# Task:
Show all lines of the listing that hold the word "Uradni".

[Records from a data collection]

<<<<

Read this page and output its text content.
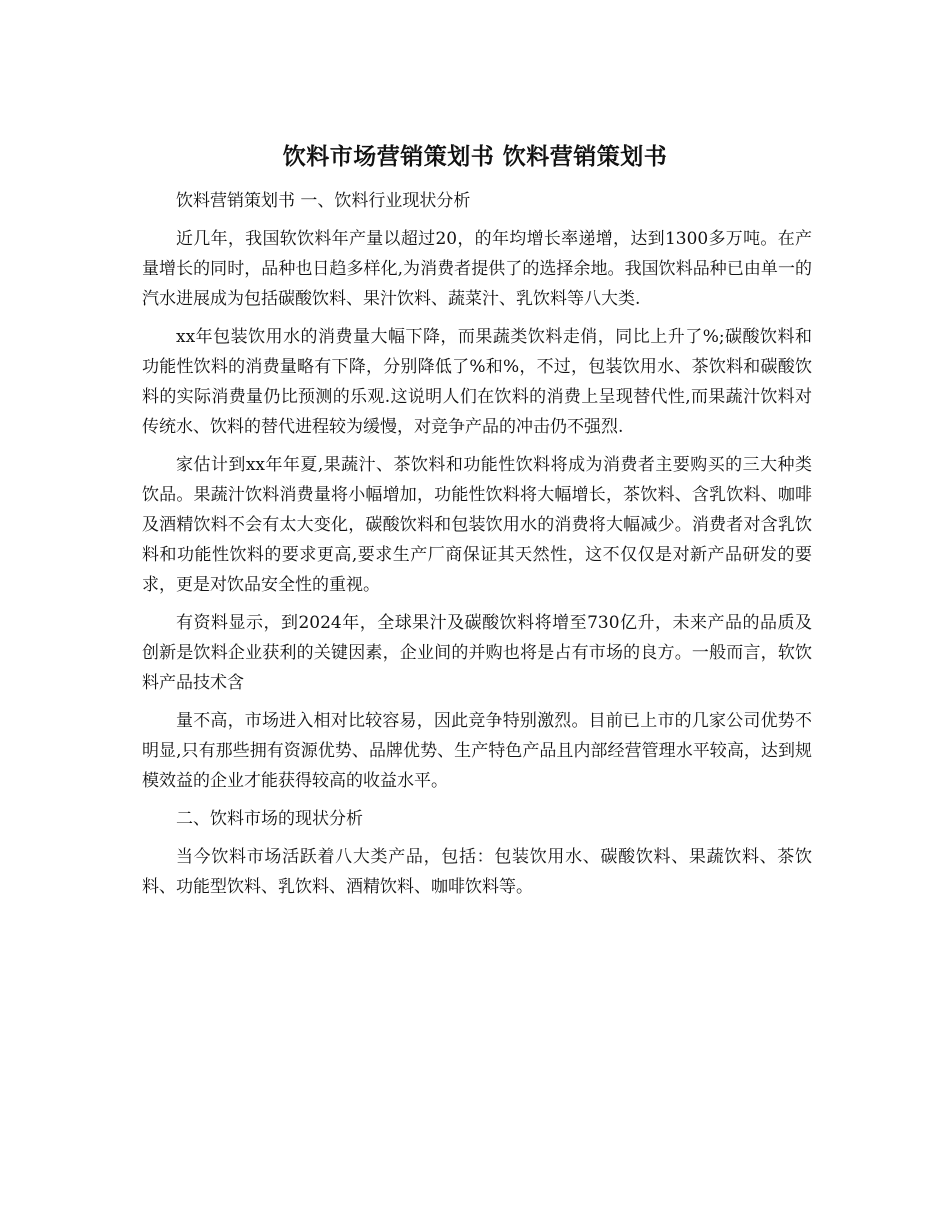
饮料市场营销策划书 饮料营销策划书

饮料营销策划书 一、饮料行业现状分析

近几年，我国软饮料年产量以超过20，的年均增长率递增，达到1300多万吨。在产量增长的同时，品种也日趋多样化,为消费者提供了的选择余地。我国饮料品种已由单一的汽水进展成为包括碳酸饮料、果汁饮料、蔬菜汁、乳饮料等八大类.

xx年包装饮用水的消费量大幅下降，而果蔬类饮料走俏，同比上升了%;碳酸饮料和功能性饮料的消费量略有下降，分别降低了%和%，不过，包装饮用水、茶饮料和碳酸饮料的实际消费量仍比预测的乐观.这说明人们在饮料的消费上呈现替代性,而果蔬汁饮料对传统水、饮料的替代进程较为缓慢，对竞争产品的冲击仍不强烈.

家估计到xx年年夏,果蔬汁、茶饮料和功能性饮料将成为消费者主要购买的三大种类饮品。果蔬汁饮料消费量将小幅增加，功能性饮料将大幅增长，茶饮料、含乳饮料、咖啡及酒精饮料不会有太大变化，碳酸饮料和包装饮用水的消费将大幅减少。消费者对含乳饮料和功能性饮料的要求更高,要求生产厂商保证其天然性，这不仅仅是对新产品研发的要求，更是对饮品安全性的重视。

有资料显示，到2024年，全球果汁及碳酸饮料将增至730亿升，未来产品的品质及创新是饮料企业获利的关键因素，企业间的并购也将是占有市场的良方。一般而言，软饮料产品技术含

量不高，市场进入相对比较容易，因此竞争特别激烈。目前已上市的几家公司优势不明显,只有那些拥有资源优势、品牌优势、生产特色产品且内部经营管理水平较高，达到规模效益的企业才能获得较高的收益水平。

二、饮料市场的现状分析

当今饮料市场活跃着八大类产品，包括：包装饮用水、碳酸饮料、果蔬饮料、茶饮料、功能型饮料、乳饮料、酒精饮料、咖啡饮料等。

>>>>
<<<<

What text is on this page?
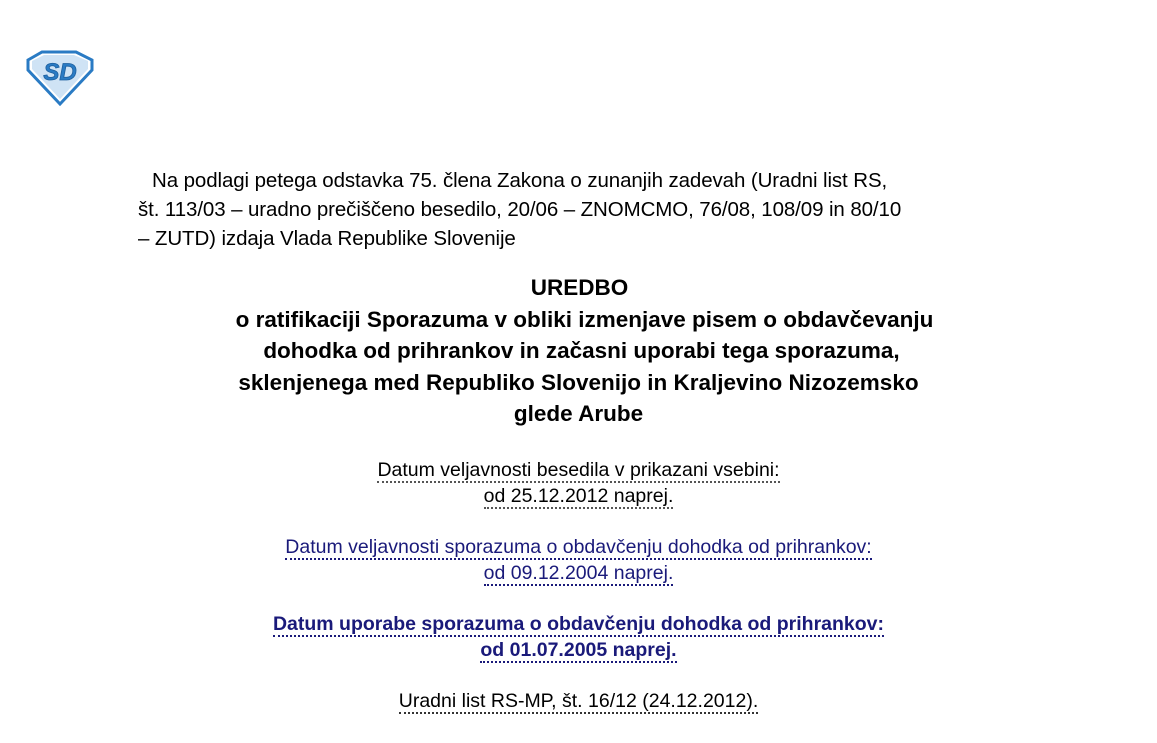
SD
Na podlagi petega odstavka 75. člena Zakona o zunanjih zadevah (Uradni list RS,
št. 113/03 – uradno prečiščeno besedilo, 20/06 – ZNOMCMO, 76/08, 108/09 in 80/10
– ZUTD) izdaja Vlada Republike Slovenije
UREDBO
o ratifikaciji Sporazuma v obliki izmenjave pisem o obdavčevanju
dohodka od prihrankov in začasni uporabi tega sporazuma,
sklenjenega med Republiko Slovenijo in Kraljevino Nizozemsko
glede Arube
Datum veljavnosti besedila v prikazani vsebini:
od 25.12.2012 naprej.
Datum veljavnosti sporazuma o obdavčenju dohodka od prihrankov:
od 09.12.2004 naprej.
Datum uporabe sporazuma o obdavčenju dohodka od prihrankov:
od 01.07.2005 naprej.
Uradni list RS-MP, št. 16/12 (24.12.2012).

>>>>

# Written solution:
Na podlagi petega odstavka 75. člena Zakona o zunanjih zadevah (Uradni list RS,
Uradni list RS-MP, št. 16/12 (24.12.2012).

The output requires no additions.